**Written exercise 1:** Pull out every line of the listing that contains the word "bounding", where uppercase and lowercase must match.

☆ ☆ ☆ ☆ ☆ ☆ ☆

2

Source S3 location with 100s of JSON

  1. All JSON files needs to be combined to single JSON file. i.e. non part-0000... files
  2. The output single JSON file need to replace all these file on source S3 location
  3. Same JSON file needs to converted Parquet and saved to other S3 location

Is there any best option apart from below,

  1. Load the JSON file into Dataframe
  2. Save it on local disk
  3. Upload the combined JSON file to S3
  4. Clean rest of the S3 files after the combined S3 file is uploaded successfully using AWS SDK Client API
  5. This run in parallel to 4. save the parquet file to parquet S3 location via dataframes API

I had below question on above design

  • Is there any more robust way of doing it ?
  • Can I read from and write to same S3 location and skip step no. 2.
QuickSilver
  • 3,915
  • 2
  • 13
  • 29
  • Are the files all in a single directory, day partitions, something else? – Andrew May 01 '20 at 17:08
  • all json files are in single directory – QuickSilver May 01 '20 at 17:31
  • check the answer hope that helps. saving intermediate thing to local disk is no more needed unless its audit requirement. – Ram Ghadiyaram May 01 '20 at 17:54
  • You can if you use s3a file system access. https://hadoop.apache.org/docs/current/hadoop-aws/tools/hadoop-aws/index.html – Nikhil May 01 '20 at 18:03
  • sure @RamGhadiyaram – QuickSilver May 01 '20 at 18:25
  • @Nikhil Already doing it but how does it changes any of the steps which I have mentioned ? – QuickSilver May 01 '20 at 18:26
  • @QuickSilver Not sure which set of steps you are talking about. I thought it was the second set where you mention about saving the consolidated JSON file to the local disk. Instead, you can read all JSON files > union > (save to JSON with coalescing into a single file & save to Parquet) – Nikhil May 01 '20 at 19:19

2 Answers2

1

yes its possible to skip #2. Writing in to same location can be done with SaveMode.Overwrite the same location where you read from.

when you first read the json i.e. #1 as dataframe it will be in memory if you do cache. after that you can do a clean up and combile all json in to one with union and store in parquet file in a single step. something like this example.

☆ ☆ ☆ ☆ ☆ ☆ ☆

**Written exercise 2:** Copy out the stretch of the S3 JSON thread from "I had below" through "step no. 2.", word for word.

☆ ☆ ☆ ☆ ☆ ☆ ☆

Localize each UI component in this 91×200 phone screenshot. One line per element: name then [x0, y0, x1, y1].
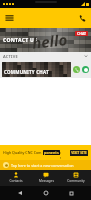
- staticText: CONTACT US: [3, 37, 38, 44]
- button[interactable]: Back: [15, 188, 25, 198]
- button[interactable]: Recent apps: [66, 188, 76, 198]
- button[interactable]: Messages: [31, 170, 61, 186]
- button[interactable]: Open navigation menu: [2, 11, 16, 25]
- staticText: ACTIVE: [3, 54, 18, 59]
- staticText: for all: [60, 145, 61, 160]
- staticText: High Quality CNC Com: [3, 150, 42, 155]
- staticText: VISIT SITE: [71, 151, 87, 155]
- button[interactable]: Community: [61, 170, 91, 186]
- button[interactable]: CHAT: [75, 31, 88, 36]
- button[interactable]: Call: [75, 11, 89, 25]
- staticText: ponents: [44, 150, 59, 155]
- staticText: Community: [67, 179, 85, 183]
- button[interactable]: Home: [41, 188, 51, 198]
- button[interactable]: COMMUNITY CHAT: [2, 62, 71, 77]
- staticText: Messages: [39, 179, 54, 183]
- button[interactable]: Open chat: [82, 66, 89, 73]
- staticText: Contacts: [9, 179, 23, 183]
- button[interactable]: ACTIVE: [0, 52, 91, 60]
- button[interactable]: Call on WhatsApp: [73, 66, 80, 73]
- button[interactable]: VISIT SITE: [70, 150, 88, 156]
- staticText: CHAT: [77, 31, 87, 36]
- button[interactable]: Tap here to start a new conversation: [0, 160, 91, 170]
- button[interactable]: Contacts: [0, 170, 31, 186]
- staticText: hello: [31, 29, 69, 53]
- staticText: COMMUNITY CHAT: [4, 69, 49, 75]
- staticText: Tap here to start a new conversation: [11, 163, 74, 168]
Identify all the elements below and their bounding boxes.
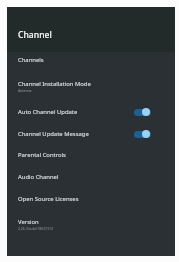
button[interactable]: Channel Update Message: [7, 123, 175, 145]
staticText: Channel Installation Mode: [18, 80, 91, 88]
staticText: Antenna: [18, 88, 32, 93]
staticText: Channel Update Message: [18, 130, 89, 138]
staticText: Parental Controls: [18, 151, 66, 159]
staticText: Open Source Licenses: [18, 195, 79, 203]
staticText: Version: [18, 218, 39, 226]
staticText: Channels: [18, 56, 44, 64]
staticText: Channel: [18, 29, 52, 41]
staticText: Auto Channel Update: [18, 108, 78, 116]
button[interactable]: Channels: [7, 49, 175, 71]
button[interactable]: Version: [7, 209, 175, 239]
button[interactable]: Open Source Licenses: [7, 188, 175, 210]
button[interactable]: Parental Controls: [7, 144, 175, 166]
button[interactable]: Audio Channel: [7, 166, 175, 188]
staticText: 2.26.3 build 18037313: [18, 226, 53, 231]
button[interactable]: Channel Installation Mode: [7, 71, 175, 101]
button[interactable]: Auto Channel Update: [7, 101, 175, 123]
staticText: Audio Channel: [18, 173, 59, 181]
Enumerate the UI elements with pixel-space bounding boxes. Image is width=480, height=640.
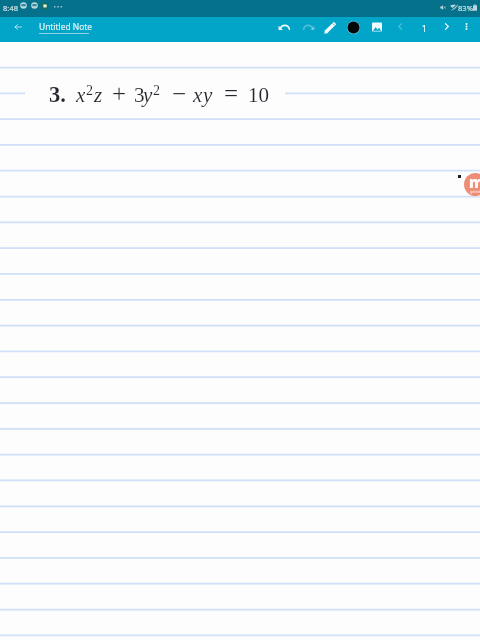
staticText: 8:48 [3, 3, 19, 13]
staticText: x [193, 83, 203, 106]
staticText: 2 [86, 83, 93, 99]
staticText: y [143, 83, 153, 106]
staticText: 3. [49, 82, 66, 107]
staticText: z [94, 83, 103, 106]
button[interactable]: Previous page [391, 17, 410, 36]
button[interactable]: Sticker [464, 173, 480, 196]
button[interactable]: Colour [342, 16, 365, 39]
staticText: 2 [153, 83, 160, 99]
staticText: 10 [248, 83, 269, 106]
button[interactable]: Back [9, 18, 27, 36]
button[interactable]: More options [458, 18, 475, 35]
button[interactable]: Undo [273, 16, 296, 39]
button[interactable]: Insert image [367, 17, 387, 37]
staticText: 83% [458, 3, 473, 13]
staticText: = [224, 80, 239, 108]
staticText: y [203, 83, 213, 106]
button[interactable]: Untitled Note [39, 21, 92, 32]
staticText: 1 [422, 23, 427, 34]
staticText: − [172, 80, 187, 108]
staticText: + [112, 80, 127, 108]
button[interactable]: Next page [437, 17, 456, 36]
staticText: 3 [134, 83, 145, 106]
button[interactable]: Pen [319, 16, 342, 39]
button[interactable]: 1 [414, 17, 430, 33]
staticText: get ink [470, 189, 480, 194]
staticText: x [76, 83, 86, 106]
button[interactable]: Redo [297, 16, 320, 39]
staticText: m [469, 173, 480, 192]
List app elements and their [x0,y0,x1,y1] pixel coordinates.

☆ ☆ ☆ ☆ ☆ ☆ ☆

**Task answer 1:**
Identify all the elements below and their bounding boxes.
Enumerate the UI elements with pixel-space bounding boxes. Image is width=480, height=640.

**Task answer 2:**
I had below question on above design

  • Is there any more robust way of doing it ?
  • Can I read from and write to same S3 location and skip step no. 2.